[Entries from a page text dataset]
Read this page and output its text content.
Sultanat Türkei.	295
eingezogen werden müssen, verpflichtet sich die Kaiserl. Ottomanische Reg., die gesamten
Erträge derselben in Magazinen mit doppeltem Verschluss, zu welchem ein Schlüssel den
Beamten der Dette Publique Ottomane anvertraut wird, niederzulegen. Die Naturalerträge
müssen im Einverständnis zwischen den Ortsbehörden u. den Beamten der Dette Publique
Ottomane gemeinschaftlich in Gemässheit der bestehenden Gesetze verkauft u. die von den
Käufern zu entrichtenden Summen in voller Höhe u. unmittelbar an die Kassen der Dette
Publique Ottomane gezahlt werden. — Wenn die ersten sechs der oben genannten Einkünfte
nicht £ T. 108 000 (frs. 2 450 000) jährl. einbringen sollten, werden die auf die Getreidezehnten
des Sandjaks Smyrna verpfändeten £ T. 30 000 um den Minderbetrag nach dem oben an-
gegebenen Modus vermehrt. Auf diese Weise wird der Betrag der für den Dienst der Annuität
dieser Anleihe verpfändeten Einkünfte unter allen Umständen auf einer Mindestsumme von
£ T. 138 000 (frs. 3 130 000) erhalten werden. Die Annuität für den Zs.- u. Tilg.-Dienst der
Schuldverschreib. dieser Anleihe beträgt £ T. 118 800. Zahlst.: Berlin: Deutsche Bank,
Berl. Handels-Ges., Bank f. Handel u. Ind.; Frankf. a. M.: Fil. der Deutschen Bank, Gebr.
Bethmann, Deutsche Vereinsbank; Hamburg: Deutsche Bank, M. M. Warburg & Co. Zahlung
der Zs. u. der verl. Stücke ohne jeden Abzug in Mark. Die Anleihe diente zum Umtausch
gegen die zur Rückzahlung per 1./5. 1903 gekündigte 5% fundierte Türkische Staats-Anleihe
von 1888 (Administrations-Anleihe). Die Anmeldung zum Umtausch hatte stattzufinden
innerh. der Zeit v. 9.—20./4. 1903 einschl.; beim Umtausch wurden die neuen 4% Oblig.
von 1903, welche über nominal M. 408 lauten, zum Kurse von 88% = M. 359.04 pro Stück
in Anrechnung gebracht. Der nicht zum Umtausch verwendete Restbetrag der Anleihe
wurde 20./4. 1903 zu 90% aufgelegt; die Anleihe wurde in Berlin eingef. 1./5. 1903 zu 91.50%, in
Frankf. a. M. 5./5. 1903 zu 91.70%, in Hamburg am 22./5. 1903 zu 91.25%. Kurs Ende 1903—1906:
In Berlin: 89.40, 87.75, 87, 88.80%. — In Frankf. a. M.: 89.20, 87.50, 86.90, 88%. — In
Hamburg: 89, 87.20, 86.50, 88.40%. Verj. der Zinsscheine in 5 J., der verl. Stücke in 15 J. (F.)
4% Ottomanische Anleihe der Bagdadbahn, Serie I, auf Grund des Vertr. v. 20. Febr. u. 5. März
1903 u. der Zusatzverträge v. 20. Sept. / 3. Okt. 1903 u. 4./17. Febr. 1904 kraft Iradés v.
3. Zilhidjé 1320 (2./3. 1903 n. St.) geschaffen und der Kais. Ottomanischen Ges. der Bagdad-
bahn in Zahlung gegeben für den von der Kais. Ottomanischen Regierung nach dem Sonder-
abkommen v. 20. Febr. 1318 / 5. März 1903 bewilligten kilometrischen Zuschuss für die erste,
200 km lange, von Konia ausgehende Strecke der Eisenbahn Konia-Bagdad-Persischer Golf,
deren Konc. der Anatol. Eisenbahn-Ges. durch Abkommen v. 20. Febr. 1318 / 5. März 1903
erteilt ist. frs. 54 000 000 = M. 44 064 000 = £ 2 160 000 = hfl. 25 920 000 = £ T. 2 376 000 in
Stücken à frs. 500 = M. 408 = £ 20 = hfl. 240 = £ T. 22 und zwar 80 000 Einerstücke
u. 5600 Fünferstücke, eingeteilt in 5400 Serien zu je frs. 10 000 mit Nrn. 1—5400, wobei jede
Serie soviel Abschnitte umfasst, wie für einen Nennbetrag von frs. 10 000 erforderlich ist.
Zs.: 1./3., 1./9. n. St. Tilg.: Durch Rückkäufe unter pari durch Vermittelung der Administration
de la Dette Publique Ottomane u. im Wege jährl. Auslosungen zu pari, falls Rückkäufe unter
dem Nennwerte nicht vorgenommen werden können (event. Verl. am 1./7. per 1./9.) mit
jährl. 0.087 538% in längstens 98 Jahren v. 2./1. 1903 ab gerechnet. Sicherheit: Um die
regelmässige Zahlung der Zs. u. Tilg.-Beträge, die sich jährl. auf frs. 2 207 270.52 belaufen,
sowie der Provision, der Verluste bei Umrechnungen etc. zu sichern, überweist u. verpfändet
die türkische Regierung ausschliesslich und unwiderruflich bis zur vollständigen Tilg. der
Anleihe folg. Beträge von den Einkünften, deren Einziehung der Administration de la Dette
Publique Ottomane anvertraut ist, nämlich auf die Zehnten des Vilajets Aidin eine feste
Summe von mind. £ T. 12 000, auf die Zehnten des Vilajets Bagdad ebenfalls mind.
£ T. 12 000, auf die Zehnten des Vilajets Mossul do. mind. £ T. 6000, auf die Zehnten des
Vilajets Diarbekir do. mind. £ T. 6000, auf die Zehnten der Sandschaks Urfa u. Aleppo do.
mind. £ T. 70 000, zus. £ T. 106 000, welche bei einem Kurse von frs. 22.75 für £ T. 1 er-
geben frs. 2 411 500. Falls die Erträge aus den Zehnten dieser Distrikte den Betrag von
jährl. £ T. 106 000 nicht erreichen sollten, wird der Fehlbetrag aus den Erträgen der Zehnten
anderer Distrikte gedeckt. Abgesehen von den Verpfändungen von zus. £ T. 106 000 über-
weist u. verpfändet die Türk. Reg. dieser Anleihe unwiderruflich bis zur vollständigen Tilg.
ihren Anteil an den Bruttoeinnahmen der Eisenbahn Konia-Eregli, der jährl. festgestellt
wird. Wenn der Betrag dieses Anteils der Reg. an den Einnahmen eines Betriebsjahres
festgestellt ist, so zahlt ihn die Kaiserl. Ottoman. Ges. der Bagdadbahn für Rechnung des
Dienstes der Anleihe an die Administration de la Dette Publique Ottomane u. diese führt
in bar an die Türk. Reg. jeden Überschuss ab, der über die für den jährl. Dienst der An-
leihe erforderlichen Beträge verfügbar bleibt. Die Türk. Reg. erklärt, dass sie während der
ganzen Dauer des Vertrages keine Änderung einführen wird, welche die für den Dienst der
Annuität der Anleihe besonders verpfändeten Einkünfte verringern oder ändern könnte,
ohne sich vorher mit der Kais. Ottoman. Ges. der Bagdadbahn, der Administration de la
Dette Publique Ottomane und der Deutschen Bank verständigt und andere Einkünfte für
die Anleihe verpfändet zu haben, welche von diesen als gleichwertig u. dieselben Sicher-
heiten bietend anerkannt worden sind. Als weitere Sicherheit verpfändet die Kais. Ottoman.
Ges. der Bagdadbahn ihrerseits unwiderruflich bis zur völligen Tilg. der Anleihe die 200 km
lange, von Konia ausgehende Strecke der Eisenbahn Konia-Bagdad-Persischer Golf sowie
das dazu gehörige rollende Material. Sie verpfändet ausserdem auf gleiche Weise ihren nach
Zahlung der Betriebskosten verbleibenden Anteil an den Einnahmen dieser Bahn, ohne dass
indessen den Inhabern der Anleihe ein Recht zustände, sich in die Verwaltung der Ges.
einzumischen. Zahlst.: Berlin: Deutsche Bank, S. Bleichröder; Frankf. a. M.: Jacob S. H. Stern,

* **What to produce**
Exact retyping of all the entries is required.

* **Exercise response**
Read this page and output its text content.
Sultanat Türkei.	295
eingezogen werden müssen, verpflichtet sich die Kaiserl. Ottomanische Reg., die gesamten
Erträge derselben in Magazinen mit doppeltem Verschluss, zu welchem ein Schlüssel den
Beamten der Dette Publique Ottomane anvertraut wird, niederzulegen. Die Naturalerträge
müssen im Einverständnis zwischen den Ortsbehörden u. den Beamten der Dette Publique
Ottomane gemeinschaftlich in Gemässheit der bestehenden Gesetze verkauft u. die von den
Käufern zu entrichtenden Summen in voller Höhe u. unmittelbar an die Kassen der Dette
Publique Ottomane gezahlt werden. — Wenn die ersten sechs der oben genannten Einkünfte
nicht £ T. 108 000 (frs. 2 450 000) jährl. einbringen sollten, werden die auf die Getreidezehnten
des Sandjaks Smyrna verpfändeten £ T. 30 000 um den Minderbetrag nach dem oben an-
gegebenen Modus vermehrt. Auf diese Weise wird der Betrag der für den Dienst der Annuität
dieser Anleihe verpfändeten Einkünfte unter allen Umständen auf einer Mindestsumme von
£ T. 138 000 (frs. 3 130 000) erhalten werden. Die Annuität für den Zs.- u. Tilg.-Dienst der
Schuldverschreib. dieser Anleihe beträgt £ T. 118 800. Zahlst.: Berlin: Deutsche Bank,
Berl. Handels-Ges., Bank f. Handel u. Ind.; Frankf. a. M.: Fil. der Deutschen Bank, Gebr.
Bethmann, Deutsche Vereinsbank; Hamburg: Deutsche Bank, M. M. Warburg & Co. Zahlung
der Zs. u. der verl. Stücke ohne jeden Abzug in Mark. Die Anleihe diente zum Umtausch
gegen die zur Rückzahlung per 1./5. 1903 gekündigte 5% fundierte Türkische Staats-Anleihe
von 1888 (Administrations-Anleihe). Die Anmeldung zum Umtausch hatte stattzufinden
innerh. der Zeit v. 9.—20./4. 1903 einschl.; beim Umtausch wurden die neuen 4% Oblig.
von 1903, welche über nominal M. 408 lauten, zum Kurse von 88% = M. 359.04 pro Stück
in Anrechnung gebracht. Der nicht zum Umtausch verwendete Restbetrag der Anleihe
wurde 20./4. 1903 zu 90% aufgelegt; die Anleihe wurde in Berlin eingef. 1./5. 1903 zu 91.50%, in
Frankf. a. M. 5./5. 1903 zu 91.70%, in Hamburg am 22./5. 1903 zu 91.25%. Kurs Ende 1903—1906:
In Berlin: 89.40, 87.75, 87, 88.80%. — In Frankf. a. M.: 89.20, 87.50, 86.90, 88%. — In
Hamburg: 89, 87.20, 86.50, 88.40%. Verj. der Zinsscheine in 5 J., der verl. Stücke in 15 J. (F.)
4% Ottomanische Anleihe der Bagdadbahn, Serie I, auf Grund des Vertr. v. 20. Febr. u. 5. März
1903 u. der Zusatzverträge v. 20. Sept. / 3. Okt. 1903 u. 4./17. Febr. 1904 kraft Iradés v.
3. Zilhidjé 1320 (2./3. 1903 n. St.) geschaffen und der Kais. Ottomanischen Ges. der Bagdad-
bahn in Zahlung gegeben für den von der Kais. Ottomanischen Regierung nach dem Sonder-
abkommen v. 20. Febr. 1318 / 5. März 1903 bewilligten kilometrischen Zuschuss für die erste,
200 km lange, von Konia ausgehende Strecke der Eisenbahn Konia-Bagdad-Persischer Golf,
deren Konc. der Anatol. Eisenbahn-Ges. durch Abkommen v. 20. Febr. 1318 / 5. März 1903
erteilt ist. frs. 54 000 000 = M. 44 064 000 = £ 2 160 000 = hfl. 25 920 000 = £ T. 2 376 000 in
Stücken à frs. 500 = M. 408 = £ 20 = hfl. 240 = £ T. 22 und zwar 80 000 Einerstücke
u. 5600 Fünferstücke, eingeteilt in 5400 Serien zu je frs. 10 000 mit Nrn. 1—5400, wobei jede
Serie soviel Abschnitte umfasst, wie für einen Nennbetrag von frs. 10 000 erforderlich ist.
Zs.: 1./3., 1./9. n. St. Tilg.: Durch Rückkäufe unter pari durch Vermittelung der Administration
de la Dette Publique Ottomane u. im Wege jährl. Auslosungen zu pari, falls Rückkäufe unter
dem Nennwerte nicht vorgenommen werden können (event. Verl. am 1./7. per 1./9.) mit
jährl. 0.087 538% in längstens 98 Jahren v. 2./1. 1903 ab gerechnet. Sicherheit: Um die
regelmässige Zahlung der Zs. u. Tilg.-Beträge, die sich jährl. auf frs. 2 207 270.52 belaufen,
sowie der Provision, der Verluste bei Umrechnungen etc. zu sichern, überweist u. verpfändet
die türkische Regierung ausschliesslich und unwiderruflich bis zur vollständigen Tilg. der
Anleihe folg. Beträge von den Einkünften, deren Einziehung der Administration de la Dette
Publique Ottomane anvertraut ist, nämlich auf die Zehnten des Vilajets Aidin eine feste
Summe von mind. £ T. 12 000, auf die Zehnten des Vilajets Bagdad ebenfalls mind.
£ T. 12 000, auf die Zehnten des Vilajets Mossul do. mind. £ T. 6000, auf die Zehnten des
Vilajets Diarbekir do. mind. £ T. 6000, auf die Zehnten der Sandschaks Urfa u. Aleppo do.
mind. £ T. 70 000, zus. £ T. 106 000, welche bei einem Kurse von frs. 22.75 für £ T. 1 er-
geben frs. 2 411 500. Falls die Erträge aus den Zehnten dieser Distrikte den Betrag von
jährl. £ T. 106 000 nicht erreichen sollten, wird der Fehlbetrag aus den Erträgen der Zehnten
anderer Distrikte gedeckt. Abgesehen von den Verpfändungen von zus. £ T. 106 000 über-
weist u. verpfändet die Türk. Reg. dieser Anleihe unwiderruflich bis zur vollständigen Tilg.
ihren Anteil an den Bruttoeinnahmen der Eisenbahn Konia-Eregli, der jährl. festgestellt
wird. Wenn der Betrag dieses Anteils der Reg. an den Einnahmen eines Betriebsjahres
festgestellt ist, so zahlt ihn die Kaiserl. Ottoman. Ges. der Bagdadbahn für Rechnung des
Dienstes der Anleihe an die Administration de la Dette Publique Ottomane u. diese führt
in bar an die Türk. Reg. jeden Überschuss ab, der über die für den jährl. Dienst der An-
leihe erforderlichen Beträge verfügbar bleibt. Die Türk. Reg. erklärt, dass sie während der
ganzen Dauer des Vertrages keine Änderung einführen wird, welche die für den Dienst der
Annuität der Anleihe besonders verpfändeten Einkünfte verringern oder ändern könnte,
ohne sich vorher mit der Kais. Ottoman. Ges. der Bagdadbahn, der Administration de la
Dette Publique Ottomane und der Deutschen Bank verständigt und andere Einkünfte für
die Anleihe verpfändet zu haben, welche von diesen als gleichwertig u. dieselben Sicher-
heiten bietend anerkannt worden sind. Als weitere Sicherheit verpfändet die Kais. Ottoman.
Ges. der Bagdadbahn ihrerseits unwiderruflich bis zur völligen Tilg. der Anleihe die 200 km
lange, von Konia ausgehende Strecke der Eisenbahn Konia-Bagdad-Persischer Golf sowie
das dazu gehörige rollende Material. Sie verpfändet ausserdem auf gleiche Weise ihren nach
Zahlung der Betriebskosten verbleibenden Anteil an den Einnahmen dieser Bahn, ohne dass
indessen den Inhabern der Anleihe ein Recht zustände, sich in die Verwaltung der Ges.
einzumischen. Zahlst.: Berlin: Deutsche Bank, S. Bleichröder; Frankf. a. M.: Jacob S. H. Stern,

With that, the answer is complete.